● **EXERCISE DIRECTIONS**:
In the material below, find each line holding the string "Mirror" and copy it.
-- START --
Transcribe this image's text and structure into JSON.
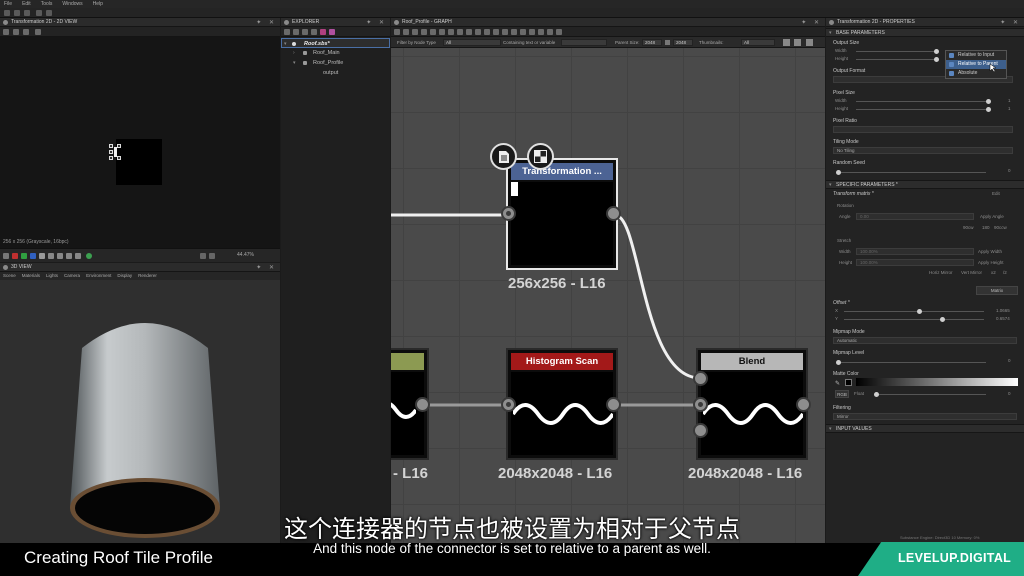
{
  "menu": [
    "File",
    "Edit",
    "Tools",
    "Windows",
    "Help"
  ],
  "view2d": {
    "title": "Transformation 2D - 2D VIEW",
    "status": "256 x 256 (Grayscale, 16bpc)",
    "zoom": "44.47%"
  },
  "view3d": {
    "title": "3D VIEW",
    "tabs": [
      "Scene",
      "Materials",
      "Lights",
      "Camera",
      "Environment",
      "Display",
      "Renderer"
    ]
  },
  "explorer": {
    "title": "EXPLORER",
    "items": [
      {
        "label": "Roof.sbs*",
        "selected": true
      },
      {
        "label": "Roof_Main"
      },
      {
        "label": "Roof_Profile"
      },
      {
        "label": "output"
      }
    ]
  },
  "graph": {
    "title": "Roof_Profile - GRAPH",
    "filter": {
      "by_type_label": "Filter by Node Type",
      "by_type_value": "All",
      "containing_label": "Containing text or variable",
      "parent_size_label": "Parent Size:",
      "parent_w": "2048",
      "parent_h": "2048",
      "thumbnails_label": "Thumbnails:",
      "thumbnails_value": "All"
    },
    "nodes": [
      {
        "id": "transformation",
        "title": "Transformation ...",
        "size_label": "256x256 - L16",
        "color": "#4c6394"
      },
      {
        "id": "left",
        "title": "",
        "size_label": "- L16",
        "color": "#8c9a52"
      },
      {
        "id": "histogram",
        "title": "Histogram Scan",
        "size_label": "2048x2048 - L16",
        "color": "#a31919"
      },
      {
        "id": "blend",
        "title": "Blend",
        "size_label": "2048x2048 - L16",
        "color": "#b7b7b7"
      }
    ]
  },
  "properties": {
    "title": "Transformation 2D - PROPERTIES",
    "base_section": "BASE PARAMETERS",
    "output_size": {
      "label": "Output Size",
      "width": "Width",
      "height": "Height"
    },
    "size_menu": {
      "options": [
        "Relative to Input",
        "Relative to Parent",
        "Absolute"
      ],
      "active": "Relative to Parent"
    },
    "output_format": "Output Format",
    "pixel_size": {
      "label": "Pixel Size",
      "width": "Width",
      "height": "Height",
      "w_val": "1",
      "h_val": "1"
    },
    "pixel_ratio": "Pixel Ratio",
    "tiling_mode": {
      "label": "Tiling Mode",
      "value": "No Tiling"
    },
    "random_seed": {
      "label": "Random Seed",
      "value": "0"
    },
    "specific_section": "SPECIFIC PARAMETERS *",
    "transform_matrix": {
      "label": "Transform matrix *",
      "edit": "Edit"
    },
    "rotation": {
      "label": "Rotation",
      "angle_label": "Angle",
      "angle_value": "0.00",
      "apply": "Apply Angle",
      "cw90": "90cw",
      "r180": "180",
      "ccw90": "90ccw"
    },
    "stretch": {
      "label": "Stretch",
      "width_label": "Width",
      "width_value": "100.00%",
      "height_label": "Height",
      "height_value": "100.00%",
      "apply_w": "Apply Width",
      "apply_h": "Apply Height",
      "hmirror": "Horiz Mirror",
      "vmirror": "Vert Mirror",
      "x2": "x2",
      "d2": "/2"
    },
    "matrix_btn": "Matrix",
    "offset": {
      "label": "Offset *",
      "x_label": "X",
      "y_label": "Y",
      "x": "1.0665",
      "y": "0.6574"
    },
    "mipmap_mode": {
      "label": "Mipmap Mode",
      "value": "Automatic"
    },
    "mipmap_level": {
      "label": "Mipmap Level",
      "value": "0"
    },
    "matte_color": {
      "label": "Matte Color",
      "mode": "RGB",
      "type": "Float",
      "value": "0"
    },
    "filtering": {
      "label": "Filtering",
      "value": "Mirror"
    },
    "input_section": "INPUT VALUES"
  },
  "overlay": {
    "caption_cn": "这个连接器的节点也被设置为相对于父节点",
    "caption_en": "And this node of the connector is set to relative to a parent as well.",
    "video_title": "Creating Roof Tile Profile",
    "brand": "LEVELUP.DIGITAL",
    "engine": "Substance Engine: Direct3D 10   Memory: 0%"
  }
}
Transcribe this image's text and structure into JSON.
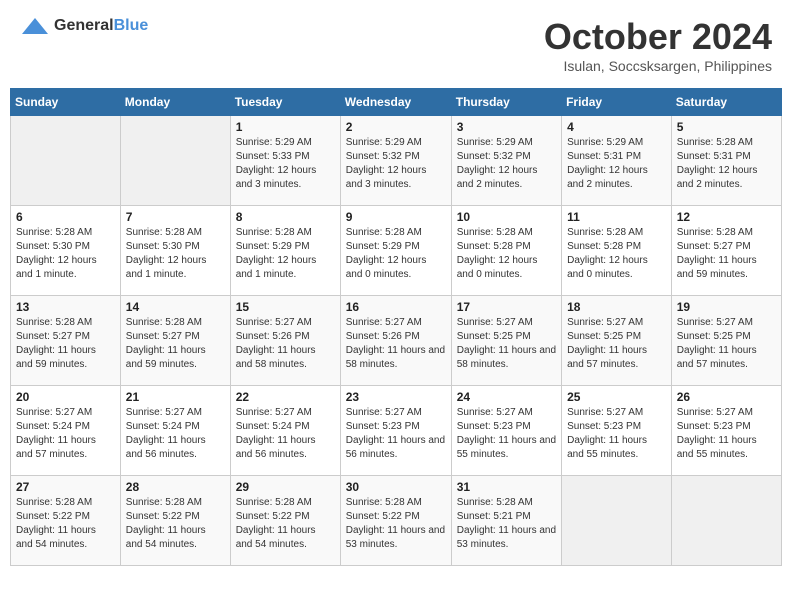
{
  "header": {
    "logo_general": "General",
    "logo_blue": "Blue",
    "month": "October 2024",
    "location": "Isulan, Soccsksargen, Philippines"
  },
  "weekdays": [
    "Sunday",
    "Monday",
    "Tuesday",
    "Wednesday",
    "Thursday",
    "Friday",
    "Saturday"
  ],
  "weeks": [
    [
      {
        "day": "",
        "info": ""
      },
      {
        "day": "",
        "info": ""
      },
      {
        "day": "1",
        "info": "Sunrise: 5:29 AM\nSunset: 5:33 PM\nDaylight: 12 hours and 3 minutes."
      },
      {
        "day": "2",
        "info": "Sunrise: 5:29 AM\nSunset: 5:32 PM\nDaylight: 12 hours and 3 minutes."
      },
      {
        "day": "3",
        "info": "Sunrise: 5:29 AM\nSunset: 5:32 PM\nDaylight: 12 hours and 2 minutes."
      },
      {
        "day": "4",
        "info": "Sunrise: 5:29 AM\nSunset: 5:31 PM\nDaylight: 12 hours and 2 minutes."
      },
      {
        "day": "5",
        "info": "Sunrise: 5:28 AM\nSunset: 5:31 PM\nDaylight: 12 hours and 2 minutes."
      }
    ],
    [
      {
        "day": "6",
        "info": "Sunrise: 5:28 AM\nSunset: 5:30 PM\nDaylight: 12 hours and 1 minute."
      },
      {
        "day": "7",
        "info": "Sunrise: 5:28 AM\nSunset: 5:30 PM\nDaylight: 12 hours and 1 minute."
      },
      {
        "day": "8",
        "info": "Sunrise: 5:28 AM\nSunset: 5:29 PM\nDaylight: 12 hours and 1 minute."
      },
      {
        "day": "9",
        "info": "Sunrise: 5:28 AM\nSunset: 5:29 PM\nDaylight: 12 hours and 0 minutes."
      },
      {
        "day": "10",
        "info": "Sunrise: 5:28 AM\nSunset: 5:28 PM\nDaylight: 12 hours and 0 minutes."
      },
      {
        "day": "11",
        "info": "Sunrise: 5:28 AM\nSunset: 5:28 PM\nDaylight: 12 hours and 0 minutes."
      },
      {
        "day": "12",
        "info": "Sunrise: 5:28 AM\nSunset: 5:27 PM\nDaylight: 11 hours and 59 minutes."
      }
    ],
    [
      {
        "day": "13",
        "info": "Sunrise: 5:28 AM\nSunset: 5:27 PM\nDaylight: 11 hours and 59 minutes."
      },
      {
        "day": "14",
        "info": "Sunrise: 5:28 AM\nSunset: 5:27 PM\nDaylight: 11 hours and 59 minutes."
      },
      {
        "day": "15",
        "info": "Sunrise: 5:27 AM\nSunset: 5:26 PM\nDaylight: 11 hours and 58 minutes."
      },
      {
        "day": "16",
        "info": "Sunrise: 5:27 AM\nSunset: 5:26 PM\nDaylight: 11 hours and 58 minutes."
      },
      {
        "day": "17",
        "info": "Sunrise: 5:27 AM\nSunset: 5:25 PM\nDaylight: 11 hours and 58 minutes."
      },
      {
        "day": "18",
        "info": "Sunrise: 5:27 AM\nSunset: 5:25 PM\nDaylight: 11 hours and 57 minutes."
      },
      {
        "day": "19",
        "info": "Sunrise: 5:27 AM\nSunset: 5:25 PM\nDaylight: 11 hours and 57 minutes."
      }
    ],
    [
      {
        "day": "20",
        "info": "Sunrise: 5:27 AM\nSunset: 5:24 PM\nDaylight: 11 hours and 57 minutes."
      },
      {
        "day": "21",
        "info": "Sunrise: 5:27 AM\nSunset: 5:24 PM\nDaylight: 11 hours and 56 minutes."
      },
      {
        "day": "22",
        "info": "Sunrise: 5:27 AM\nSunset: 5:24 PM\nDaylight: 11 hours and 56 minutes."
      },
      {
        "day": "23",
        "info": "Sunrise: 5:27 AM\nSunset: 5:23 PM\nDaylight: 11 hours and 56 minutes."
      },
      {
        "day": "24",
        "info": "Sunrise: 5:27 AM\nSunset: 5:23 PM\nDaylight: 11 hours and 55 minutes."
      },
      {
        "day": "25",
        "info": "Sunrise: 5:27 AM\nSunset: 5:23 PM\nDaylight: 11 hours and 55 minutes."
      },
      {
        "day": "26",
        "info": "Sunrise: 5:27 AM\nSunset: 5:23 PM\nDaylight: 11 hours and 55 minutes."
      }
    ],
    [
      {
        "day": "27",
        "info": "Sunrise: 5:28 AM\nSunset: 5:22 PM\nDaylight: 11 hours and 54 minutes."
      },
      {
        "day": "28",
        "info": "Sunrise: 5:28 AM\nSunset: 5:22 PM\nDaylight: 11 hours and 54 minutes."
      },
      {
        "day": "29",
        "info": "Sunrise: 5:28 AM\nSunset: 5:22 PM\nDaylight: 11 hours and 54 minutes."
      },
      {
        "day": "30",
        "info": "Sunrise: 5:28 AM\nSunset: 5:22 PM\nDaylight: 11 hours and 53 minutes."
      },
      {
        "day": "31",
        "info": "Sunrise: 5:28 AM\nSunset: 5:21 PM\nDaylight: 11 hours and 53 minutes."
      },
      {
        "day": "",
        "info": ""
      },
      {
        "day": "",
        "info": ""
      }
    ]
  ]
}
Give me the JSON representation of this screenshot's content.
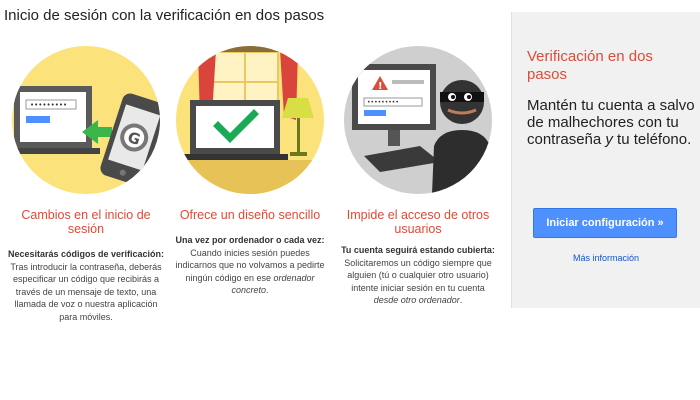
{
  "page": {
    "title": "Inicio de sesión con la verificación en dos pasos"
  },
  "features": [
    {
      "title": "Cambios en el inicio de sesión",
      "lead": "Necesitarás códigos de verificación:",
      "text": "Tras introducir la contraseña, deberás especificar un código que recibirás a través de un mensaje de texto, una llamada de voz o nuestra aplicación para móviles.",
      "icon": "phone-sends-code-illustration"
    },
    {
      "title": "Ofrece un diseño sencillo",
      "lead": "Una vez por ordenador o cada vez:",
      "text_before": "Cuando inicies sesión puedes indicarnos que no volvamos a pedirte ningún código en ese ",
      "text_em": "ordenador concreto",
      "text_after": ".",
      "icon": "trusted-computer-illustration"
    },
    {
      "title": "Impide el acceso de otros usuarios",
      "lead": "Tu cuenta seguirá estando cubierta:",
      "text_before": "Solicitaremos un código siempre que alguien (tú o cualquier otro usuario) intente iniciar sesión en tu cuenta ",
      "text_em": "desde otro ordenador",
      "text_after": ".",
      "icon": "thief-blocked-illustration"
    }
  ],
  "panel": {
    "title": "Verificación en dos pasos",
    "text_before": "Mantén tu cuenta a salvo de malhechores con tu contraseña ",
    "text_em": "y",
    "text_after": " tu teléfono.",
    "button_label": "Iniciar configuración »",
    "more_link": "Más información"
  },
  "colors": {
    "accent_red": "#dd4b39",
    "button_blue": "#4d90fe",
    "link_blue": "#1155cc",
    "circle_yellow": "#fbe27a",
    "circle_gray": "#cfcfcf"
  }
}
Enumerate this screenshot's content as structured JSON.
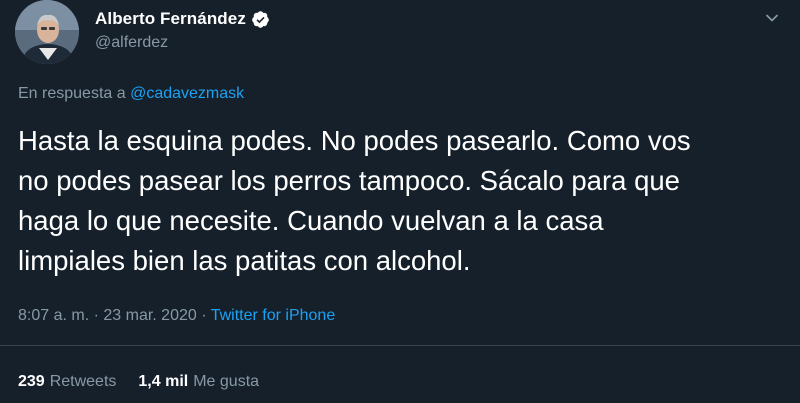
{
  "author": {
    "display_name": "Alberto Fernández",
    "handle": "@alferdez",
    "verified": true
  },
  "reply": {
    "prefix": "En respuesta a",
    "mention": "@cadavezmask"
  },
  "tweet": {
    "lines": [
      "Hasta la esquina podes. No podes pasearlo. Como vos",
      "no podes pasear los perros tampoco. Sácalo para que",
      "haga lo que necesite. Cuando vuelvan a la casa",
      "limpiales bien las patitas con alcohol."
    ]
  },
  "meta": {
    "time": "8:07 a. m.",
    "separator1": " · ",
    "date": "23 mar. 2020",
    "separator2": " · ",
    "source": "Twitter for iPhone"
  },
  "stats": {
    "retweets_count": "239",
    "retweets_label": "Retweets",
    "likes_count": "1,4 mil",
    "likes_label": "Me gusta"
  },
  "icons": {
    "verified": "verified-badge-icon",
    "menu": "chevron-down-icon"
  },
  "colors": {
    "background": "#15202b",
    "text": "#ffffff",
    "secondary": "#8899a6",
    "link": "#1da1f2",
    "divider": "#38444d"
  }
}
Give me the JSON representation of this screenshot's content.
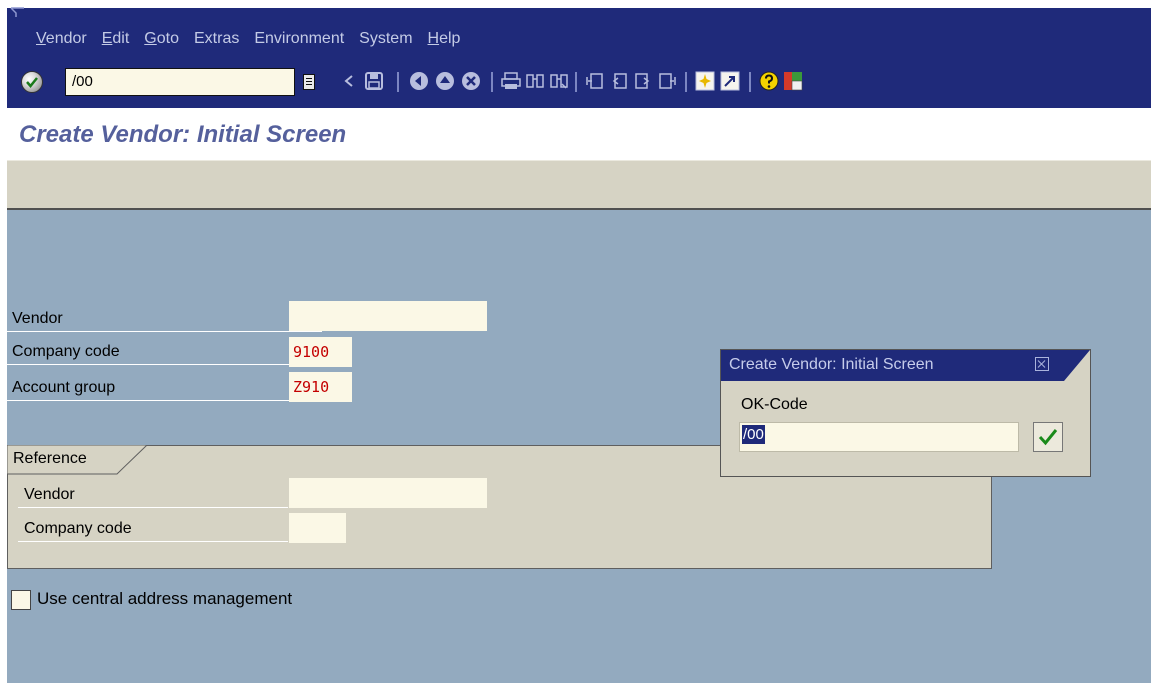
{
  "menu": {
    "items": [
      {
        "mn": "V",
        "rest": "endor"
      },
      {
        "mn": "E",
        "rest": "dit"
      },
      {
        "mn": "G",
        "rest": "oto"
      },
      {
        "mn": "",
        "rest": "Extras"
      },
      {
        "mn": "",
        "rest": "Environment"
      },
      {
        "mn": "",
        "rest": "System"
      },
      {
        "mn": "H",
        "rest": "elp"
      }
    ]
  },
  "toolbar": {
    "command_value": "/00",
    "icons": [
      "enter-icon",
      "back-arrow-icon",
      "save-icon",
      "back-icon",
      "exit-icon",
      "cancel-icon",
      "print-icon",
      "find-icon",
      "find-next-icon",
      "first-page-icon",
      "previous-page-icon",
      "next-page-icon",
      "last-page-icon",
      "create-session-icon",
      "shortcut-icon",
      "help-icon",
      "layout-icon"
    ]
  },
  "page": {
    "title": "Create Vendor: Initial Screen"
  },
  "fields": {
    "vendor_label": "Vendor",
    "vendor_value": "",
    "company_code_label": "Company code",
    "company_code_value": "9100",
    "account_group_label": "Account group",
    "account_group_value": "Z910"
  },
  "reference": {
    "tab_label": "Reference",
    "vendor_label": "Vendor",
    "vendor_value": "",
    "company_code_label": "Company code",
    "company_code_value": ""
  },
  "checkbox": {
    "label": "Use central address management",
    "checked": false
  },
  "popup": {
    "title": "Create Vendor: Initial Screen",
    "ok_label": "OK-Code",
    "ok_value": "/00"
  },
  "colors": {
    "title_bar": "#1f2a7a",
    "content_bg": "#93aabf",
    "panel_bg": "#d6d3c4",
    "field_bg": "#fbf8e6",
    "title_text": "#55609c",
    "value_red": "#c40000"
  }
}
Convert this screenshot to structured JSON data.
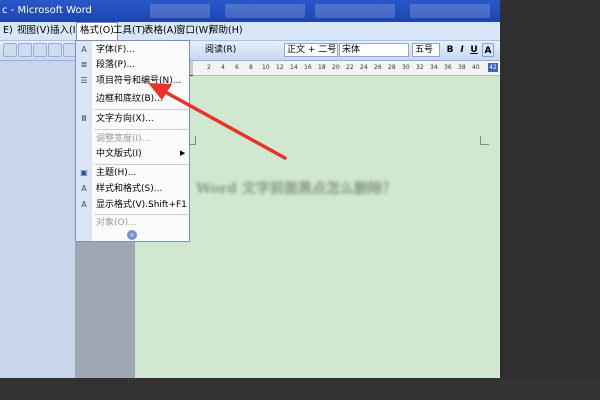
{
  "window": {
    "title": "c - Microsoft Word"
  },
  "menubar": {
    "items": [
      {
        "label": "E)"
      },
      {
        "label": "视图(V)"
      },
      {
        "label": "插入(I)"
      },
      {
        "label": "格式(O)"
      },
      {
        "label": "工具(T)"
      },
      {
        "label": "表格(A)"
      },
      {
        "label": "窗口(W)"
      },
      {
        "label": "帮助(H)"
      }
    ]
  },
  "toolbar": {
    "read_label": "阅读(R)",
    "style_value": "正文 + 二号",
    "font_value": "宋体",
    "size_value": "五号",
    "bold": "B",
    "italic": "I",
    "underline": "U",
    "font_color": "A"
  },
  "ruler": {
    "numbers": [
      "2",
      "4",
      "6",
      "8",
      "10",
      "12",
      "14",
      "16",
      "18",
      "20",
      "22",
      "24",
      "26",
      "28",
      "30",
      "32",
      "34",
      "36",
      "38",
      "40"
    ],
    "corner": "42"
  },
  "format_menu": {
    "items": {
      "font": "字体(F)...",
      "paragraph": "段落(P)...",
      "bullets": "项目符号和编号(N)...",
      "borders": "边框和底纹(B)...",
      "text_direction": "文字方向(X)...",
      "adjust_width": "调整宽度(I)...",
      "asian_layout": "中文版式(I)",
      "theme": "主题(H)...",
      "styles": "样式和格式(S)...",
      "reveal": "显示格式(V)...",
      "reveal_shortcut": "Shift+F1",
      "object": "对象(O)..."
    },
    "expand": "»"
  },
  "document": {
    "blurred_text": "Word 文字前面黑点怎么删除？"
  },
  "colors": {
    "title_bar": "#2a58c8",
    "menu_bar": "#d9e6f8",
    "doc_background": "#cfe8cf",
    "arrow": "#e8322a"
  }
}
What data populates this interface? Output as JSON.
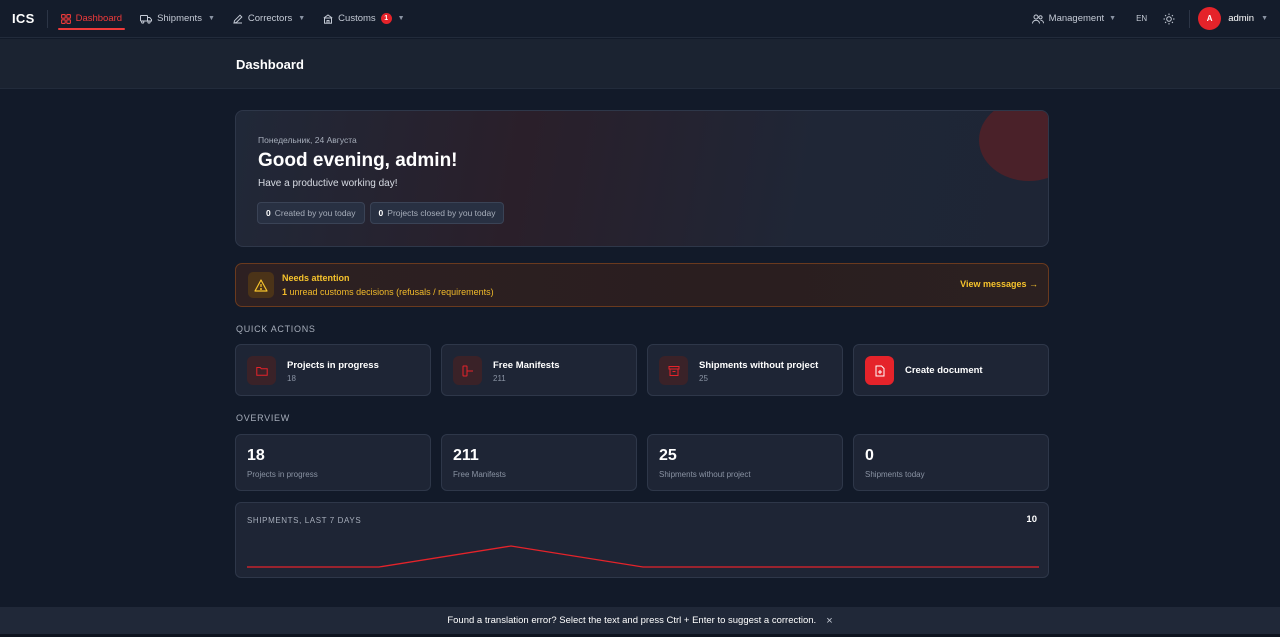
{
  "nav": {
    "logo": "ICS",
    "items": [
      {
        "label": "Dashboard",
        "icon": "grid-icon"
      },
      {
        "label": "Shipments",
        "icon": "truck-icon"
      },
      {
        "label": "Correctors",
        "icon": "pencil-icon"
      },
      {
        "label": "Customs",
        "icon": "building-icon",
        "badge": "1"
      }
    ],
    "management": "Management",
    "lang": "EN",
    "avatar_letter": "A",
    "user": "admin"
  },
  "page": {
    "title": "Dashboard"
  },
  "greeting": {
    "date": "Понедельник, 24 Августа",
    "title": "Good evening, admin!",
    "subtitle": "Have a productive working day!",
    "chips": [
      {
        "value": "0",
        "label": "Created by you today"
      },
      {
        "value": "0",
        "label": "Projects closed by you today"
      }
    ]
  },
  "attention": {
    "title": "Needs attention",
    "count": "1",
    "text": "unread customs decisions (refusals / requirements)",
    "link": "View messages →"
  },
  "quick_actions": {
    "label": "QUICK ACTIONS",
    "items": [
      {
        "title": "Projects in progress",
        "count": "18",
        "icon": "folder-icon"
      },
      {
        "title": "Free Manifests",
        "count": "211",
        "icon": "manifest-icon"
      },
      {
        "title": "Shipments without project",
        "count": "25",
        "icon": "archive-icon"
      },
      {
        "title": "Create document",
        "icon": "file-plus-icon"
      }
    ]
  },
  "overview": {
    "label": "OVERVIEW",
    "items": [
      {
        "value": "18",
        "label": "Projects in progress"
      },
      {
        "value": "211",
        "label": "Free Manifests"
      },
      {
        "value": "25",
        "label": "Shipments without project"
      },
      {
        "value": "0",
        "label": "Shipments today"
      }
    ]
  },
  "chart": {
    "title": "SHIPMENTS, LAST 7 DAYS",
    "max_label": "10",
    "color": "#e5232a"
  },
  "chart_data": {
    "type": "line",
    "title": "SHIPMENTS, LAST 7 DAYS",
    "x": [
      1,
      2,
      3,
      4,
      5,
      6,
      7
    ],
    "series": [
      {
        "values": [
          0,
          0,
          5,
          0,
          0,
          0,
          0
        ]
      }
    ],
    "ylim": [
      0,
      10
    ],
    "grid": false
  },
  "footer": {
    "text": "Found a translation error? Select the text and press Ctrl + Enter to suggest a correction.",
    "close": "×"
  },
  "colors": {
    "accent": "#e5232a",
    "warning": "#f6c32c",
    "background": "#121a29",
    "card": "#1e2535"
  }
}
-- END --
● **EXERCISE RESULT**:
      "hmirror": "Horiz Mirror",
      "vmirror": "Vert Mirror",
      "value": "Mirror"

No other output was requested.